Task to carry out: Exactly reproduce each entry, leaving out nothing.

___ Information supplied ___

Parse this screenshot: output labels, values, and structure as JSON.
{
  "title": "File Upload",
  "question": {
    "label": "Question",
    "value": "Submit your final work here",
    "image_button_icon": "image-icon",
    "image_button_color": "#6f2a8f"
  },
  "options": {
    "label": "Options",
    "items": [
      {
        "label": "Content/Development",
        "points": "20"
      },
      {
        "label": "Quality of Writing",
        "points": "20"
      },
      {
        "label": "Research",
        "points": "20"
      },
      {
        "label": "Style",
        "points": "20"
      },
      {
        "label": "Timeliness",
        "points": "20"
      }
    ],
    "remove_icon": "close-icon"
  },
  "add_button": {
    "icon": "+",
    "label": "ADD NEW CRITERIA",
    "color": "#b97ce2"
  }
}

___

Task response:
Parse this screenshot: output labels, values, and structure as JSON.
{
  "title": "File Upload",
  "question": {
    "label": "Question",
    "value": "Submit your final work here",
    "image_button_icon": "image-icon",
    "image_button_color": "#6f2a8f"
  },
  "options": {
    "label": "Options",
    "items": [
      {
        "label": "Content/Development",
        "points": "20"
      },
      {
        "label": "Quality of Writing",
        "points": "20"
      },
      {
        "label": "Research",
        "points": "20"
      },
      {
        "label": "Style",
        "points": "20"
      },
      {
        "label": "Timeliness",
        "points": "20"
      }
    ],
    "remove_icon": "close-icon"
  },
  "add_button": {
    "icon": "+",
    "label": "ADD NEW CRITERIA",
    "color": "#b97ce2"
  }
}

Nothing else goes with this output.